§ SET PROBLEM
Repeat the records exactly. Every line must match.

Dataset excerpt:
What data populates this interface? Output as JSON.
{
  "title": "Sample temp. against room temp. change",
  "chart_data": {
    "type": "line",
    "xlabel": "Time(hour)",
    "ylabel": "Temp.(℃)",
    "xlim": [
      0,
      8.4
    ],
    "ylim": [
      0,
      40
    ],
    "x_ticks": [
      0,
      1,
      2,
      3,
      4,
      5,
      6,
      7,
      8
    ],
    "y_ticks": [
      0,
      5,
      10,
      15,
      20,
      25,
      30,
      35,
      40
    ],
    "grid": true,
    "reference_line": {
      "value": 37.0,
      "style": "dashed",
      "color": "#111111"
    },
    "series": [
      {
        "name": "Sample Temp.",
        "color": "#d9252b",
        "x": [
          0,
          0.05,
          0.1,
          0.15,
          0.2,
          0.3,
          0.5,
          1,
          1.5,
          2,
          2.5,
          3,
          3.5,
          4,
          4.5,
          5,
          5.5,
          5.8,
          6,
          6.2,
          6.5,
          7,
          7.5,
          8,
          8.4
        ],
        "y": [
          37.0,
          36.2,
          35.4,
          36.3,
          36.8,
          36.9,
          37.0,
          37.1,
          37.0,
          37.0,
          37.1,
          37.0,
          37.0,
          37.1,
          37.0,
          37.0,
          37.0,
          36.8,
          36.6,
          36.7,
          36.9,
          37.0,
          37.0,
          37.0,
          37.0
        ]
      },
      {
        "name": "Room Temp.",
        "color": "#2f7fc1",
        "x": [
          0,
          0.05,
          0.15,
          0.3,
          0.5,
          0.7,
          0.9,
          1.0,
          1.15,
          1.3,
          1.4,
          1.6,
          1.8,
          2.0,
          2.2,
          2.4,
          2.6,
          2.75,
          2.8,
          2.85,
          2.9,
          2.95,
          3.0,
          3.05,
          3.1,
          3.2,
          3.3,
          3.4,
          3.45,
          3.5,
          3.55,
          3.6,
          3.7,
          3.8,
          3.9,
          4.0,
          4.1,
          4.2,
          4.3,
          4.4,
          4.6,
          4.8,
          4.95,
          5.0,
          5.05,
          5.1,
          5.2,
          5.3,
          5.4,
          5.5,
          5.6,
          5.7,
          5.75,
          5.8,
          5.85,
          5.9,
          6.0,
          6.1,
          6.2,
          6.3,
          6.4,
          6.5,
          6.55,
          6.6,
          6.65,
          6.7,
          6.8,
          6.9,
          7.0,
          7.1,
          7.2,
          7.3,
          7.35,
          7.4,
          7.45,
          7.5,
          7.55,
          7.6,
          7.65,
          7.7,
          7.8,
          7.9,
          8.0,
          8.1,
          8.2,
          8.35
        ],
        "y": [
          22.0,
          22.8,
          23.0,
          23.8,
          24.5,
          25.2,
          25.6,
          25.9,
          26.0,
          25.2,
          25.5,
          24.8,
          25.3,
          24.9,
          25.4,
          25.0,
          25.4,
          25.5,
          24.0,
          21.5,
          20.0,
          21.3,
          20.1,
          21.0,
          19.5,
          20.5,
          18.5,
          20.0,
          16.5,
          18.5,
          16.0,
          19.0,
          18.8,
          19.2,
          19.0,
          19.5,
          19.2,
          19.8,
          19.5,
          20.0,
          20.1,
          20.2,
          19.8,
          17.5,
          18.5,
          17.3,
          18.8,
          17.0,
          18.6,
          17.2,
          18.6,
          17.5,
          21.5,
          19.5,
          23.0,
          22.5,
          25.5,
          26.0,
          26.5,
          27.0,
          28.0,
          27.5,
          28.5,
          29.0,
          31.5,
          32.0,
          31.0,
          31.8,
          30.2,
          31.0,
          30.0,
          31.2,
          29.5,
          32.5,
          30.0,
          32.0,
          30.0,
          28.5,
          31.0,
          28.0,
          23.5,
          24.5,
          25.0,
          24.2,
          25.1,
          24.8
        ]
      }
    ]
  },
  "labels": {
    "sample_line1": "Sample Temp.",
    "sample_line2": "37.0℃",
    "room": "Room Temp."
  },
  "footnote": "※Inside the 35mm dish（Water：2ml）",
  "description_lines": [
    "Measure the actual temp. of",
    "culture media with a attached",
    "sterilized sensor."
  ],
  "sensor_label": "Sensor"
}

§ FULL SOLUTION
What data populates this interface? Output as JSON.
{
  "title": "Sample temp. against room temp. change",
  "chart_data": {
    "type": "line",
    "xlabel": "Time(hour)",
    "ylabel": "Temp.(℃)",
    "xlim": [
      0,
      8.4
    ],
    "ylim": [
      0,
      40
    ],
    "x_ticks": [
      0,
      1,
      2,
      3,
      4,
      5,
      6,
      7,
      8
    ],
    "y_ticks": [
      0,
      5,
      10,
      15,
      20,
      25,
      30,
      35,
      40
    ],
    "grid": true,
    "reference_line": {
      "value": 37.0,
      "style": "dashed",
      "color": "#111111"
    },
    "series": [
      {
        "name": "Sample Temp.",
        "color": "#d9252b",
        "x": [
          0,
          0.05,
          0.1,
          0.15,
          0.2,
          0.3,
          0.5,
          1,
          1.5,
          2,
          2.5,
          3,
          3.5,
          4,
          4.5,
          5,
          5.5,
          5.8,
          6,
          6.2,
          6.5,
          7,
          7.5,
          8,
          8.4
        ],
        "y": [
          37.0,
          36.2,
          35.4,
          36.3,
          36.8,
          36.9,
          37.0,
          37.1,
          37.0,
          37.0,
          37.1,
          37.0,
          37.0,
          37.1,
          37.0,
          37.0,
          37.0,
          36.8,
          36.6,
          36.7,
          36.9,
          37.0,
          37.0,
          37.0,
          37.0
        ]
      },
      {
        "name": "Room Temp.",
        "color": "#2f7fc1",
        "x": [
          0,
          0.05,
          0.15,
          0.3,
          0.5,
          0.7,
          0.9,
          1.0,
          1.15,
          1.3,
          1.4,
          1.6,
          1.8,
          2.0,
          2.2,
          2.4,
          2.6,
          2.75,
          2.8,
          2.85,
          2.9,
          2.95,
          3.0,
          3.05,
          3.1,
          3.2,
          3.3,
          3.4,
          3.45,
          3.5,
          3.55,
          3.6,
          3.7,
          3.8,
          3.9,
          4.0,
          4.1,
          4.2,
          4.3,
          4.4,
          4.6,
          4.8,
          4.95,
          5.0,
          5.05,
          5.1,
          5.2,
          5.3,
          5.4,
          5.5,
          5.6,
          5.7,
          5.75,
          5.8,
          5.85,
          5.9,
          6.0,
          6.1,
          6.2,
          6.3,
          6.4,
          6.5,
          6.55,
          6.6,
          6.65,
          6.7,
          6.8,
          6.9,
          7.0,
          7.1,
          7.2,
          7.3,
          7.35,
          7.4,
          7.45,
          7.5,
          7.55,
          7.6,
          7.65,
          7.7,
          7.8,
          7.9,
          8.0,
          8.1,
          8.2,
          8.35
        ],
        "y": [
          22.0,
          22.8,
          23.0,
          23.8,
          24.5,
          25.2,
          25.6,
          25.9,
          26.0,
          25.2,
          25.5,
          24.8,
          25.3,
          24.9,
          25.4,
          25.0,
          25.4,
          25.5,
          24.0,
          21.5,
          20.0,
          21.3,
          20.1,
          21.0,
          19.5,
          20.5,
          18.5,
          20.0,
          16.5,
          18.5,
          16.0,
          19.0,
          18.8,
          19.2,
          19.0,
          19.5,
          19.2,
          19.8,
          19.5,
          20.0,
          20.1,
          20.2,
          19.8,
          17.5,
          18.5,
          17.3,
          18.8,
          17.0,
          18.6,
          17.2,
          18.6,
          17.5,
          21.5,
          19.5,
          23.0,
          22.5,
          25.5,
          26.0,
          26.5,
          27.0,
          28.0,
          27.5,
          28.5,
          29.0,
          31.5,
          32.0,
          31.0,
          31.8,
          30.2,
          31.0,
          30.0,
          31.2,
          29.5,
          32.5,
          30.0,
          32.0,
          30.0,
          28.5,
          31.0,
          28.0,
          23.5,
          24.5,
          25.0,
          24.2,
          25.1,
          24.8
        ]
      }
    ]
  },
  "labels": {
    "sample_line1": "Sample Temp.",
    "sample_line2": "37.0℃",
    "room": "Room Temp."
  },
  "footnote": "※Inside the 35mm dish（Water：2ml）",
  "description_lines": [
    "Measure the actual temp. of",
    "culture media with a attached",
    "sterilized sensor."
  ],
  "sensor_label": "Sensor"
}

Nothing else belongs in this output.